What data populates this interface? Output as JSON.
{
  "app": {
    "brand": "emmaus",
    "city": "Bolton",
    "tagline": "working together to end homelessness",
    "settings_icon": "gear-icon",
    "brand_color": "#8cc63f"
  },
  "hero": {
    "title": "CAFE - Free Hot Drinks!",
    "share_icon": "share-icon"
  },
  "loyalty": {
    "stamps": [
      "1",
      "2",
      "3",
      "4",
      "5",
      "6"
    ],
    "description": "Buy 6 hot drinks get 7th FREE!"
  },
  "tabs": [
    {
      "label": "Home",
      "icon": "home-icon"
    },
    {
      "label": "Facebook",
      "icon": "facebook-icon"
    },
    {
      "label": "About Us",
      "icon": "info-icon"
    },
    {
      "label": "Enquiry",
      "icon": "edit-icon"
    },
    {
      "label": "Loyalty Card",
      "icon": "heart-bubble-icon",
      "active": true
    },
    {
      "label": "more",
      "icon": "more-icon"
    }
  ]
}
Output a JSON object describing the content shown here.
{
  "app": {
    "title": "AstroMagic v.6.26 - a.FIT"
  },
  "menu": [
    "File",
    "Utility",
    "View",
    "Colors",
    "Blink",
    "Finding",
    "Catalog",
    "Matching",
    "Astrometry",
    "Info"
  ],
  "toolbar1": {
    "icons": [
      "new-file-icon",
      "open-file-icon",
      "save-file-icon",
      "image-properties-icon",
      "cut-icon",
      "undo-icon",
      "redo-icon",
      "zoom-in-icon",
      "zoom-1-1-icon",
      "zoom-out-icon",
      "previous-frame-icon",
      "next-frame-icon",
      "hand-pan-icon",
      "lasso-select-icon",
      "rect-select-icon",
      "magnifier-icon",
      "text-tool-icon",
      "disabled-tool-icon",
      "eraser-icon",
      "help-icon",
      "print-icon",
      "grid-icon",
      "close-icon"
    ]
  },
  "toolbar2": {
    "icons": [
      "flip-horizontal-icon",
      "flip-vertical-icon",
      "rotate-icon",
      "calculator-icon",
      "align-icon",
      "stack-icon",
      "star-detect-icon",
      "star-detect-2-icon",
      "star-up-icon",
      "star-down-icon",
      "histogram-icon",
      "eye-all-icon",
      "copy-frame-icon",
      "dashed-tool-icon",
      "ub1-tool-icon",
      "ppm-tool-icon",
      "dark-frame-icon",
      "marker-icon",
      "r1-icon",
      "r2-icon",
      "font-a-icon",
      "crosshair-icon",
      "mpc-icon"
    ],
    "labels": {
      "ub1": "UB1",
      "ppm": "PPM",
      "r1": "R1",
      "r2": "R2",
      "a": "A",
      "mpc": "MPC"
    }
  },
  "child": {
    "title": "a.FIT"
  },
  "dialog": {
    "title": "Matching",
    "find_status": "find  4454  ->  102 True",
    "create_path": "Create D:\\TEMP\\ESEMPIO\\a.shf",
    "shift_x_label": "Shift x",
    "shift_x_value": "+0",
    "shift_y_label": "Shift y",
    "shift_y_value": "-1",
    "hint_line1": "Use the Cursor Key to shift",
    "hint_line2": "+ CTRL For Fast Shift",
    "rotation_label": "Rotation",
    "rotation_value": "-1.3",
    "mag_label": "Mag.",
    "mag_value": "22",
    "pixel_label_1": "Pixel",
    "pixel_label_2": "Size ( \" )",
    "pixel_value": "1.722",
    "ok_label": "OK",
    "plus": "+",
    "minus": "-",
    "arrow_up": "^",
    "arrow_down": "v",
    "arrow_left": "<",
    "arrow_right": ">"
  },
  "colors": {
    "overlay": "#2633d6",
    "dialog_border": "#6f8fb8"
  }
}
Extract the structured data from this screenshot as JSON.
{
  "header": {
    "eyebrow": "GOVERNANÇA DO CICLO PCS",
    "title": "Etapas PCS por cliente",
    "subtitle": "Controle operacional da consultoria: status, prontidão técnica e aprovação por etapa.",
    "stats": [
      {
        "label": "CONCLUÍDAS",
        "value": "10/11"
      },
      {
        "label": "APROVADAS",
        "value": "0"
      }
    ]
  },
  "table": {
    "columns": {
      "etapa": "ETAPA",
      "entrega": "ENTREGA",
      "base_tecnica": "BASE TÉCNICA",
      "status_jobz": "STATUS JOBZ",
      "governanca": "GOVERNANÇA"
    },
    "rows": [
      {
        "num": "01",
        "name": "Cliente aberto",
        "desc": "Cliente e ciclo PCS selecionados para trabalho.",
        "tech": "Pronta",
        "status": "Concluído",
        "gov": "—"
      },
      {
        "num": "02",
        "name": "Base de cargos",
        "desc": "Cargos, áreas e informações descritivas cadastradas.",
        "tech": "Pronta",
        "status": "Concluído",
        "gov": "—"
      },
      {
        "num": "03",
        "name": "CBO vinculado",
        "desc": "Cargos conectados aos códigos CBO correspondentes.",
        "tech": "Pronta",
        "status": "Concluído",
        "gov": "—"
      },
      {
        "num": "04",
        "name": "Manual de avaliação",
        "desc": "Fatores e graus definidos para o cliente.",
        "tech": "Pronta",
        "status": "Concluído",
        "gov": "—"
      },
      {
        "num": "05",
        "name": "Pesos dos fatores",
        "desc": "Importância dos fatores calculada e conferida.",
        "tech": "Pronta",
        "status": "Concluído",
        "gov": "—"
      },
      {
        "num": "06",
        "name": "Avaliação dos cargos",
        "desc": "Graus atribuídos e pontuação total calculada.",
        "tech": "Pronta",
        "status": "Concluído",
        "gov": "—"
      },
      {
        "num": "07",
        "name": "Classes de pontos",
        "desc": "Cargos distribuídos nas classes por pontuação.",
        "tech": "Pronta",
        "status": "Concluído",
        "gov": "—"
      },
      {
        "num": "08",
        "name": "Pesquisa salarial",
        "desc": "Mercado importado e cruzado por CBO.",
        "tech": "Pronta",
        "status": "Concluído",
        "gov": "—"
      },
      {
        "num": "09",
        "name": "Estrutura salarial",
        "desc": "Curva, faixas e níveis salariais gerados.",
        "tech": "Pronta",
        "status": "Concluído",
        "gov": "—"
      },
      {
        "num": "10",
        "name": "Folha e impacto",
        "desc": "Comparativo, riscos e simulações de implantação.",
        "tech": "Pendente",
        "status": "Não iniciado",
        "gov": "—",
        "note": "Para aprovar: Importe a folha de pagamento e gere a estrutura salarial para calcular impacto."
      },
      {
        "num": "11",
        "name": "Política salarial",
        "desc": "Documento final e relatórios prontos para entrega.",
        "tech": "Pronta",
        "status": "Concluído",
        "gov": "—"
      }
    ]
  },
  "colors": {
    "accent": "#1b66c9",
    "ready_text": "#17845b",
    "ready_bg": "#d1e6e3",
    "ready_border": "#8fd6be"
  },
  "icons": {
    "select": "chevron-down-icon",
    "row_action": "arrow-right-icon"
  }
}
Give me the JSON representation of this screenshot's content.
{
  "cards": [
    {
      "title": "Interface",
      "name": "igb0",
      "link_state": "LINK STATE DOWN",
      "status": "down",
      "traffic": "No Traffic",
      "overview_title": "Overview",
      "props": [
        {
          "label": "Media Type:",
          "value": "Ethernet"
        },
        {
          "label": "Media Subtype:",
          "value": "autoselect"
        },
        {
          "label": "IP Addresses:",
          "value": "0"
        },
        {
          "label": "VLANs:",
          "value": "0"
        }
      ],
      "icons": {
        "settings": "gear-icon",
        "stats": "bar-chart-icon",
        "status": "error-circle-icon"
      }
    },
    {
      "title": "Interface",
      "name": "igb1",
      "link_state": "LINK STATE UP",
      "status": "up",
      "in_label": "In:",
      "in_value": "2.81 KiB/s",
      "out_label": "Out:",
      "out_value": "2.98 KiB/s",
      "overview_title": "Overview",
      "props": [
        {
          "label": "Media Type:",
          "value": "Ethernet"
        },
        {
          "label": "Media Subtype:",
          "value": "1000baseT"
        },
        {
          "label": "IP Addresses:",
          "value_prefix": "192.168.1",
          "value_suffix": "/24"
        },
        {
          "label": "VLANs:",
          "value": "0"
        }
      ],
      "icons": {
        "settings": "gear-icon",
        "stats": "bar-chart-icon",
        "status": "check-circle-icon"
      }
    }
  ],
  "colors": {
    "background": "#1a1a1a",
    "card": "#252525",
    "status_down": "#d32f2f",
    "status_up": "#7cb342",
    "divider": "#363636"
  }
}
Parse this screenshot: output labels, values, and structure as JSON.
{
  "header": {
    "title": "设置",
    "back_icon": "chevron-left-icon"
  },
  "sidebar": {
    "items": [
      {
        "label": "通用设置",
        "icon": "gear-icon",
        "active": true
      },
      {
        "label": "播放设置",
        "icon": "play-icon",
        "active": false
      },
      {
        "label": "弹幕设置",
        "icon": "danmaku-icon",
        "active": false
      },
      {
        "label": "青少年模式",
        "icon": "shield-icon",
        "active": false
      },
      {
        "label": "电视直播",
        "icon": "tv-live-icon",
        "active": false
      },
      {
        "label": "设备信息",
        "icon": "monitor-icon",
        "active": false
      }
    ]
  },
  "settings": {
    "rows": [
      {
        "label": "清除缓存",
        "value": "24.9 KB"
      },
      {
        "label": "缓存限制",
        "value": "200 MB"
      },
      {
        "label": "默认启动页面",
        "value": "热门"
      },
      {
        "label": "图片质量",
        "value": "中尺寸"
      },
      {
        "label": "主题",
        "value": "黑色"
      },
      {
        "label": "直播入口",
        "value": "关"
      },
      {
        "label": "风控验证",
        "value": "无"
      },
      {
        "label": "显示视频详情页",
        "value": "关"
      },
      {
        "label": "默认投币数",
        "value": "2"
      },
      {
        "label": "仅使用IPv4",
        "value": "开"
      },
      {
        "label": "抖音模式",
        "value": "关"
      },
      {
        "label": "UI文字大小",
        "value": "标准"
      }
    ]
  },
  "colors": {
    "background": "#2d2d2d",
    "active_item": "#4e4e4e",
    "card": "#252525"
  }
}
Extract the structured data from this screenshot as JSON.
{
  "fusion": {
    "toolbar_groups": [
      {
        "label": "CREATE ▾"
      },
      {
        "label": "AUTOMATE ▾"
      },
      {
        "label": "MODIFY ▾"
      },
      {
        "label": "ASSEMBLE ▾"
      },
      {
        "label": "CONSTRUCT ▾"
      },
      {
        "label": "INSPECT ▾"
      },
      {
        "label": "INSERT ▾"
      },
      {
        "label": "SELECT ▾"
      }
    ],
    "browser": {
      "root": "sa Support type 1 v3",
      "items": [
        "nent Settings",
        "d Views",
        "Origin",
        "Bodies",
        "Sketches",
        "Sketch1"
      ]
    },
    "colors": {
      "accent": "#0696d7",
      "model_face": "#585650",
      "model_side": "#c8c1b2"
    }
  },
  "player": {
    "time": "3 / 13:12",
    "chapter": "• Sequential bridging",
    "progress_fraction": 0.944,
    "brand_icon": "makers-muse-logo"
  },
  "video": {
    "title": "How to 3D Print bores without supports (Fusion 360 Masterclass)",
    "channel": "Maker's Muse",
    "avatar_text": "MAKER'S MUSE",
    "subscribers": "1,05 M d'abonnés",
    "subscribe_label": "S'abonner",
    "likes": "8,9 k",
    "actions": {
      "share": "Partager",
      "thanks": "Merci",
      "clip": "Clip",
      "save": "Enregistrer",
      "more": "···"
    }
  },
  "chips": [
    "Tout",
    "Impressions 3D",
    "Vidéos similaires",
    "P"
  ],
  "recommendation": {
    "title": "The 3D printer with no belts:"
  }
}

● **Work to do**:
Sift the material for lines with the string "calculada". Copy each one found.

● **Reply to the exercise**:
        "desc": "Importância dos fatores calculada e conferida.",
        "desc": "Graus atribuídos e pontuação total calculada.",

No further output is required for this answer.